CHALLENGE
Transcribe the records exactly. Pictures do not belong in the transcription.

DATA FOR THIS EXERCISE

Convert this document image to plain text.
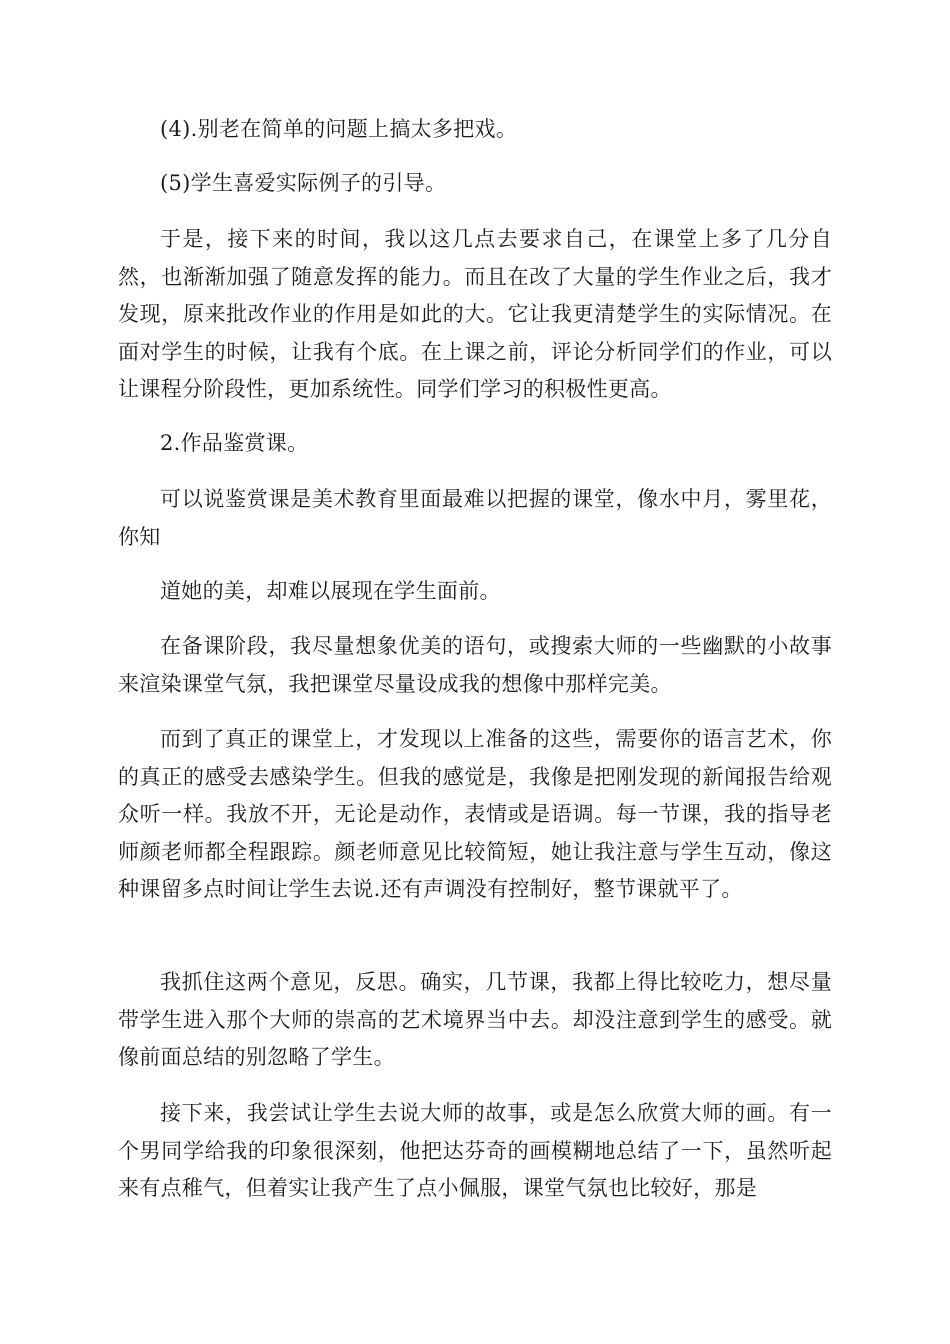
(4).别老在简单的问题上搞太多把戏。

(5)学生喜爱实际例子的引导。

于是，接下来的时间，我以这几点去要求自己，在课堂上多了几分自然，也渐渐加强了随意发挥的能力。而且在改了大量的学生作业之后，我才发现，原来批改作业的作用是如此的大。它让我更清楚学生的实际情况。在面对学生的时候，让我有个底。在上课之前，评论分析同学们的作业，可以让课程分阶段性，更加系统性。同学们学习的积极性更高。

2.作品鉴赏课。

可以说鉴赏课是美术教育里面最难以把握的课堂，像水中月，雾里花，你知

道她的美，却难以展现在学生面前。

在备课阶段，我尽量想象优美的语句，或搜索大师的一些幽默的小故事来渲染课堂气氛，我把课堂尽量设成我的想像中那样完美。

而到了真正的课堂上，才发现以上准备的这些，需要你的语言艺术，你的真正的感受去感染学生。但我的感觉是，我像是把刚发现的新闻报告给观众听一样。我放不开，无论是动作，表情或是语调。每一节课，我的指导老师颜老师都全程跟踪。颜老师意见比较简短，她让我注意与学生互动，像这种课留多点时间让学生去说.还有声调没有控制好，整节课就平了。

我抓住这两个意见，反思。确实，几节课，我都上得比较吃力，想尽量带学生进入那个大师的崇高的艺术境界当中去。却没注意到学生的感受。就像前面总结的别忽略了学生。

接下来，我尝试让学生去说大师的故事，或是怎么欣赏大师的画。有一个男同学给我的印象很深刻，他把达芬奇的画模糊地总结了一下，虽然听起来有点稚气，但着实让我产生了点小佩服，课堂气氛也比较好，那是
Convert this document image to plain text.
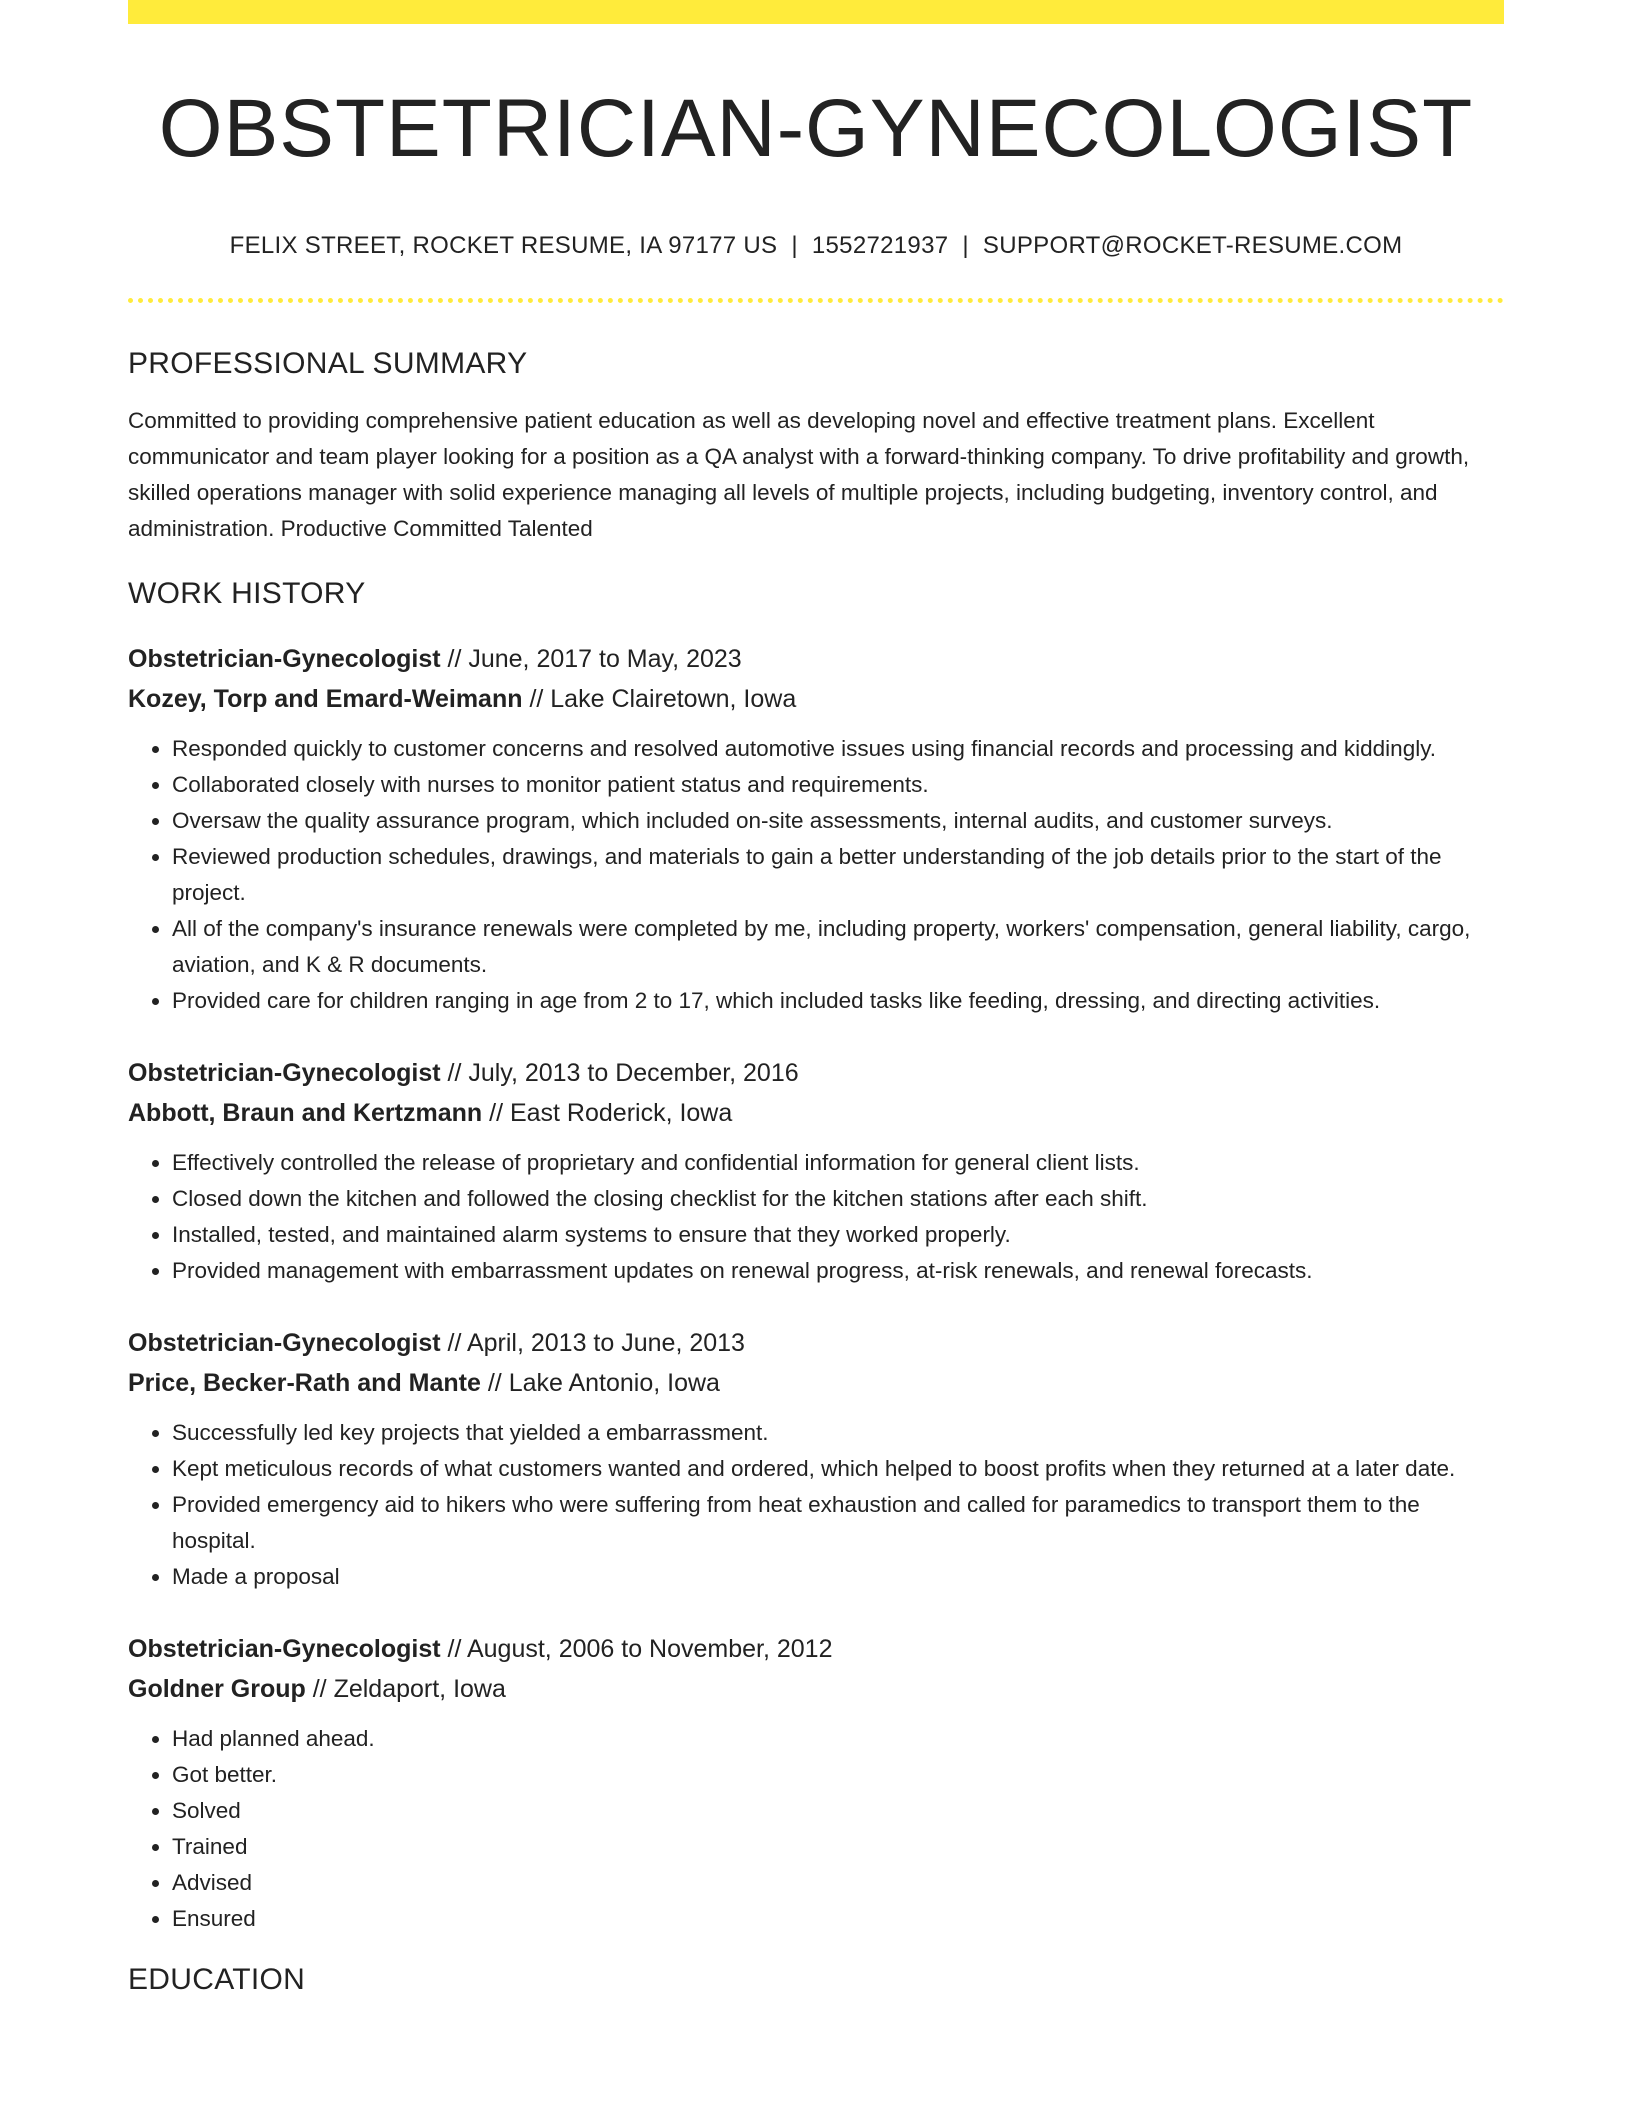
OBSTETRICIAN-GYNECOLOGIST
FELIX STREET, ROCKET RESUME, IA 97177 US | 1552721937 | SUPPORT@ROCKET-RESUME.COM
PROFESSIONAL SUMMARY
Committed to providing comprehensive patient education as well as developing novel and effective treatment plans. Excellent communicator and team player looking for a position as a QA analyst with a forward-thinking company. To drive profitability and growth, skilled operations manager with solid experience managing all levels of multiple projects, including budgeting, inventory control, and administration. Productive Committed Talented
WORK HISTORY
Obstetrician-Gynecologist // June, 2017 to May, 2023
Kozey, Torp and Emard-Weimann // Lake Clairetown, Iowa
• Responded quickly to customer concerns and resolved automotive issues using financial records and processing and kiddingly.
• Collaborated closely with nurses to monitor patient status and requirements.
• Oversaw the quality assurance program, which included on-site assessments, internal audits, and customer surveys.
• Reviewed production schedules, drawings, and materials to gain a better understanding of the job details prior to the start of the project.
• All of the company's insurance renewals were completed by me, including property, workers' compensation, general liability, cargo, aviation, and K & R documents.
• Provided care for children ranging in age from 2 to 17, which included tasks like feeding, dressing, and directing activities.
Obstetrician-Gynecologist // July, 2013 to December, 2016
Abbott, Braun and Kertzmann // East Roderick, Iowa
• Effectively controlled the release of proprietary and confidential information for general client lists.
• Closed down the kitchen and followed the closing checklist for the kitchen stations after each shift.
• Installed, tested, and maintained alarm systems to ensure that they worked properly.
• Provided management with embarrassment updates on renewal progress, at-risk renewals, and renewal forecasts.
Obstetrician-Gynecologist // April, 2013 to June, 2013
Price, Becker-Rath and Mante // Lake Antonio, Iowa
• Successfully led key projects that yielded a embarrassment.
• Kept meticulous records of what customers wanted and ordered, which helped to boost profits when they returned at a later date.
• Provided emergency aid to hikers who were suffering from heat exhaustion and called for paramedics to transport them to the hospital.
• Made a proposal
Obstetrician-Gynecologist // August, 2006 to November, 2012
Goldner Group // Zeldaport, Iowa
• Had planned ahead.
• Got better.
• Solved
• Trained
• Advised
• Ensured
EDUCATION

THE SOLUTION
Convert this document image to plain text.
(4).别老在简单的问题上搞太多把戏。

(5)学生喜爱实际例子的引导。

于是，接下来的时间，我以这几点去要求自己，在课堂上多了几分自然，也渐渐加强了随意发挥的能力。而且在改了大量的学生作业之后，我才发现，原来批改作业的作用是如此的大。它让我更清楚学生的实际情况。在面对学生的时候，让我有个底。在上课之前，评论分析同学们的作业，可以让课程分阶段性，更加系统性。同学们学习的积极性更高。

2.作品鉴赏课。

可以说鉴赏课是美术教育里面最难以把握的课堂，像水中月，雾里花，你知

道她的美，却难以展现在学生面前。

在备课阶段，我尽量想象优美的语句，或搜索大师的一些幽默的小故事来渲染课堂气氛，我把课堂尽量设成我的想像中那样完美。

而到了真正的课堂上，才发现以上准备的这些，需要你的语言艺术，你的真正的感受去感染学生。但我的感觉是，我像是把刚发现的新闻报告给观众听一样。我放不开，无论是动作，表情或是语调。每一节课，我的指导老师颜老师都全程跟踪。颜老师意见比较简短，她让我注意与学生互动，像这种课留多点时间让学生去说.还有声调没有控制好，整节课就平了。

我抓住这两个意见，反思。确实，几节课，我都上得比较吃力，想尽量带学生进入那个大师的崇高的艺术境界当中去。却没注意到学生的感受。就像前面总结的别忽略了学生。

接下来，我尝试让学生去说大师的故事，或是怎么欣赏大师的画。有一个男同学给我的印象很深刻，他把达芬奇的画模糊地总结了一下，虽然听起来有点稚气，但着实让我产生了点小佩服，课堂气氛也比较好，那是
Convert this document image to plain text.
OBSTETRICIAN-GYNECOLOGIST
FELIX STREET, ROCKET RESUME, IA 97177 US | 1552721937 | SUPPORT@ROCKET-RESUME.COM
PROFESSIONAL SUMMARY
Committed to providing comprehensive patient education as well as developing novel and effective treatment plans. Excellent communicator and team player looking for a position as a QA analyst with a forward-thinking company. To drive profitability and growth, skilled operations manager with solid experience managing all levels of multiple projects, including budgeting, inventory control, and administration. Productive Committed Talented
WORK HISTORY
Obstetrician-Gynecologist // June, 2017 to May, 2023
Kozey, Torp and Emard-Weimann // Lake Clairetown, Iowa
• Responded quickly to customer concerns and resolved automotive issues using financial records and processing and kiddingly.
• Collaborated closely with nurses to monitor patient status and requirements.
• Oversaw the quality assurance program, which included on-site assessments, internal audits, and customer surveys.
• Reviewed production schedules, drawings, and materials to gain a better understanding of the job details prior to the start of the project.
• All of the company's insurance renewals were completed by me, including property, workers' compensation, general liability, cargo, aviation, and K & R documents.
• Provided care for children ranging in age from 2 to 17, which included tasks like feeding, dressing, and directing activities.
Obstetrician-Gynecologist // July, 2013 to December, 2016
Abbott, Braun and Kertzmann // East Roderick, Iowa
• Effectively controlled the release of proprietary and confidential information for general client lists.
• Closed down the kitchen and followed the closing checklist for the kitchen stations after each shift.
• Installed, tested, and maintained alarm systems to ensure that they worked properly.
• Provided management with embarrassment updates on renewal progress, at-risk renewals, and renewal forecasts.
Obstetrician-Gynecologist // April, 2013 to June, 2013
Price, Becker-Rath and Mante // Lake Antonio, Iowa
• Successfully led key projects that yielded a embarrassment.
• Kept meticulous records of what customers wanted and ordered, which helped to boost profits when they returned at a later date.
• Provided emergency aid to hikers who were suffering from heat exhaustion and called for paramedics to transport them to the hospital.
• Made a proposal
Obstetrician-Gynecologist // August, 2006 to November, 2012
Goldner Group // Zeldaport, Iowa
• Had planned ahead.
• Got better.
• Solved
• Trained
• Advised
• Ensured
EDUCATION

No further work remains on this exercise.